EXERCISE OBJECTIVE:
Here are some records; copy every line that holds the word "median".

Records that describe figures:

▶

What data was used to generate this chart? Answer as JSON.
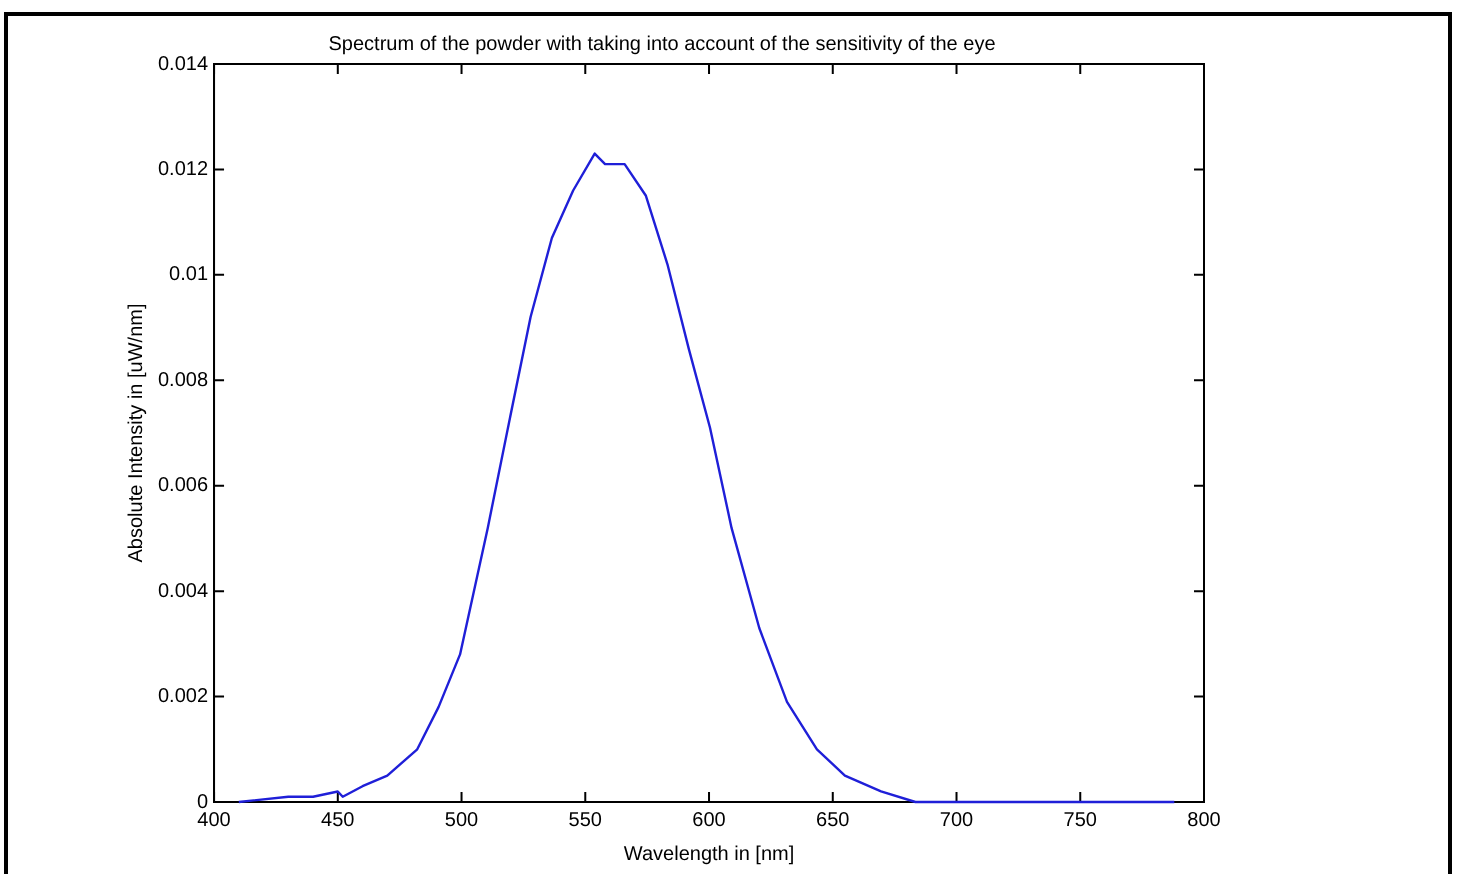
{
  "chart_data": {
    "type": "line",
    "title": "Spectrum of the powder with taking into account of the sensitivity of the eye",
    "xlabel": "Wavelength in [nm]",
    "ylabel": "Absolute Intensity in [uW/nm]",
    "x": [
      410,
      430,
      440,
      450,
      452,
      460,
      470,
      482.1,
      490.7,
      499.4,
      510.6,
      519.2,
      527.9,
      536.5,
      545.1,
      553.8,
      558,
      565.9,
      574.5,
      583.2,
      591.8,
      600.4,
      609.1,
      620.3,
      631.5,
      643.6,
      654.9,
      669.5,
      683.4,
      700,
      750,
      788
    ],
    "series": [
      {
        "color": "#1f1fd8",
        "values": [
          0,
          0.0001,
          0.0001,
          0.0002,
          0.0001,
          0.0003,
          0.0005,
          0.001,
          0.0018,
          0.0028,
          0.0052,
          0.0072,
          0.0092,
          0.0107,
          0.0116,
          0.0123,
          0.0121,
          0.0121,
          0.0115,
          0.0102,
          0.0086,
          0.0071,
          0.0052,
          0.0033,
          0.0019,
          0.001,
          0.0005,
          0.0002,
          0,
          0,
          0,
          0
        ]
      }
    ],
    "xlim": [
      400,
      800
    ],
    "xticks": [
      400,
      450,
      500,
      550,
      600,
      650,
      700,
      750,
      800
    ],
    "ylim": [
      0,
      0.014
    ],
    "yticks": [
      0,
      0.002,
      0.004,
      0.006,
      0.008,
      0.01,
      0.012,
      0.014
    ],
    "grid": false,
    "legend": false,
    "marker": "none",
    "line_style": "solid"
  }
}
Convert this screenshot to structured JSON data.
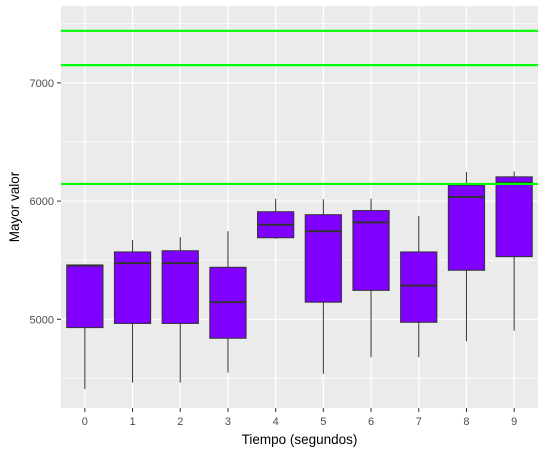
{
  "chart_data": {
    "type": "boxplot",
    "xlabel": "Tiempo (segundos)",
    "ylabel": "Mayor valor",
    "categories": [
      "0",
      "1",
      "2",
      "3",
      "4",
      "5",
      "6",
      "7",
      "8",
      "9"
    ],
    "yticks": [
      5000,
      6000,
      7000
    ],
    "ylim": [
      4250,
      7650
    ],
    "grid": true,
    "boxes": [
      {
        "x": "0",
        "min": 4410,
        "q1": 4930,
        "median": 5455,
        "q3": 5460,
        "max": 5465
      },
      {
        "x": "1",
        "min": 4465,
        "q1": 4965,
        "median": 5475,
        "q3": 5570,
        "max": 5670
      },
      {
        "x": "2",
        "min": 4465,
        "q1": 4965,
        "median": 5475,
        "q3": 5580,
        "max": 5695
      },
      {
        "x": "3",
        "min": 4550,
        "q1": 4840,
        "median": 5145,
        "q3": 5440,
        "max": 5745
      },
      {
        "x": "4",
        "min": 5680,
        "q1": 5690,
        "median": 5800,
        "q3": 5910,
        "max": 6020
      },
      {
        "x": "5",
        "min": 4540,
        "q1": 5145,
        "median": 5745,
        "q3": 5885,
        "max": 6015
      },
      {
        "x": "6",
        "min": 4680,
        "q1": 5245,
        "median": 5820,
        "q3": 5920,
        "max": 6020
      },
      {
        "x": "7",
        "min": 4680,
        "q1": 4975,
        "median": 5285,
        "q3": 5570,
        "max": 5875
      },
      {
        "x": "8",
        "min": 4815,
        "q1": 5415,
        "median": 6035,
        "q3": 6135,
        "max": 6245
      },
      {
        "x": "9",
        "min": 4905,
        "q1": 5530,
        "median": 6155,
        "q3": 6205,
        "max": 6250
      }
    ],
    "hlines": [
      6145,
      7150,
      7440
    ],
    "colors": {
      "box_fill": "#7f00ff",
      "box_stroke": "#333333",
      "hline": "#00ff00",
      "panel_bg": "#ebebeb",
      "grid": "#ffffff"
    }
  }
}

◀

SOLUTION TO THIS PROBLEM:
        "median": 5455,
        "median": 5475,
        "median": 5475,
        "median": 5145,
        "median": 5800,
        "median": 5745,
        "median": 5820,
        "median": 5285,
        "median": 6035,
        "median": 6155,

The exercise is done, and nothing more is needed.